WRITTEN PROBLEM
Transcribe all of the material exactly.
***** INPUT MATERIAL
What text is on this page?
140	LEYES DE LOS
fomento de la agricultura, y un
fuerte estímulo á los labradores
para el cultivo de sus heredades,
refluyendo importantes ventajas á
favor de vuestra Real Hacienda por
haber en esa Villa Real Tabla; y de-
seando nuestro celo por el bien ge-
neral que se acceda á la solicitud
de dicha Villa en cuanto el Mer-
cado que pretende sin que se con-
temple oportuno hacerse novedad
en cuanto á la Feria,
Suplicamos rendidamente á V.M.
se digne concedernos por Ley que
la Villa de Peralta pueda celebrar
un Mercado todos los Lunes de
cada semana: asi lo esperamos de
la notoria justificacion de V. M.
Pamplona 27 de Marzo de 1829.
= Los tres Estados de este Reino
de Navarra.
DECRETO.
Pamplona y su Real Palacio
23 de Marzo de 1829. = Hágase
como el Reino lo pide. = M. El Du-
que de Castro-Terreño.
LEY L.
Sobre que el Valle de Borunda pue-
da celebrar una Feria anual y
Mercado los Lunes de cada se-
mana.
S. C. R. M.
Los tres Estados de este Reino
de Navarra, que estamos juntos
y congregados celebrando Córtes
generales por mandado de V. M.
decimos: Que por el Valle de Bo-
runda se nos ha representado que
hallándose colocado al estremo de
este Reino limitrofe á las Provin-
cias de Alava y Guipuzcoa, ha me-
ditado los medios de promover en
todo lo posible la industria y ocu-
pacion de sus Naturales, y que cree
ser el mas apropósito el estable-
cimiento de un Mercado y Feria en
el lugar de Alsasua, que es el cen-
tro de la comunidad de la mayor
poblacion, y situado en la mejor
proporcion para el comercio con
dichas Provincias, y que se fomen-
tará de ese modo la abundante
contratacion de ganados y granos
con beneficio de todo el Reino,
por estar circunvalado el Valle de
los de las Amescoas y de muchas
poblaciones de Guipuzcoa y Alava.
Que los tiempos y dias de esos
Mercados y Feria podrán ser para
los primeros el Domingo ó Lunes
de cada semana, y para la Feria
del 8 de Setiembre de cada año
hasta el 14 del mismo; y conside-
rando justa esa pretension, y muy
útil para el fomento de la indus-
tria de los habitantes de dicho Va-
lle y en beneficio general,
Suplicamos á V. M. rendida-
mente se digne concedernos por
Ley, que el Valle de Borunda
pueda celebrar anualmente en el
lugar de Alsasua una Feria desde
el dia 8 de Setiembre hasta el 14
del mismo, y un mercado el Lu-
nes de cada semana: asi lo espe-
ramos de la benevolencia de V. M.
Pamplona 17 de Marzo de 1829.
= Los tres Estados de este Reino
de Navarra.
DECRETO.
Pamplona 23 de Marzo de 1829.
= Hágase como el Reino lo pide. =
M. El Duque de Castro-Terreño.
**********
TASK RESPONSE
What text is on this page?
140	LEYES DE LOS
fomento de la agricultura, y un
fuerte estímulo á los labradores
para el cultivo de sus heredades,
refluyendo importantes ventajas á
favor de vuestra Real Hacienda por
haber en esa Villa Real Tabla; y de-
seando nuestro celo por el bien ge-
neral que se acceda á la solicitud
de dicha Villa en cuanto el Mer-
cado que pretende sin que se con-
temple oportuno hacerse novedad
en cuanto á la Feria,
Suplicamos rendidamente á V.M.
se digne concedernos por Ley que
la Villa de Peralta pueda celebrar
un Mercado todos los Lunes de
cada semana: asi lo esperamos de
la notoria justificacion de V. M.
Pamplona 27 de Marzo de 1829.
= Los tres Estados de este Reino
de Navarra.
DECRETO.
Pamplona y su Real Palacio
23 de Marzo de 1829. = Hágase
como el Reino lo pide. = M. El Du-
que de Castro-Terreño.
LEY L.
Sobre que el Valle de Borunda pue-
da celebrar una Feria anual y
Mercado los Lunes de cada se-
mana.
S. C. R. M.
Los tres Estados de este Reino
de Navarra, que estamos juntos
y congregados celebrando Córtes
generales por mandado de V. M.
decimos: Que por el Valle de Bo-
runda se nos ha representado que
hallándose colocado al estremo de
este Reino limitrofe á las Provin-
cias de Alava y Guipuzcoa, ha me-
ditado los medios de promover en
todo lo posible la industria y ocu-
pacion de sus Naturales, y que cree
ser el mas apropósito el estable-
cimiento de un Mercado y Feria en
el lugar de Alsasua, que es el cen-
tro de la comunidad de la mayor
poblacion, y situado en la mejor
proporcion para el comercio con
dichas Provincias, y que se fomen-
tará de ese modo la abundante
contratacion de ganados y granos
con beneficio de todo el Reino,
por estar circunvalado el Valle de
los de las Amescoas y de muchas
poblaciones de Guipuzcoa y Alava.
Que los tiempos y dias de esos
Mercados y Feria podrán ser para
los primeros el Domingo ó Lunes
de cada semana, y para la Feria
del 8 de Setiembre de cada año
hasta el 14 del mismo; y conside-
rando justa esa pretension, y muy
útil para el fomento de la indus-
tria de los habitantes de dicho Va-
lle y en beneficio general,
Suplicamos á V. M. rendida-
mente se digne concedernos por
Ley, que el Valle de Borunda
pueda celebrar anualmente en el
lugar de Alsasua una Feria desde
el dia 8 de Setiembre hasta el 14
del mismo, y un mercado el Lu-
nes de cada semana: asi lo espe-
ramos de la benevolencia de V. M.
Pamplona 17 de Marzo de 1829.
= Los tres Estados de este Reino
de Navarra.
DECRETO.
Pamplona 23 de Marzo de 1829.
= Hágase como el Reino lo pide. =
M. El Duque de Castro-Terreño.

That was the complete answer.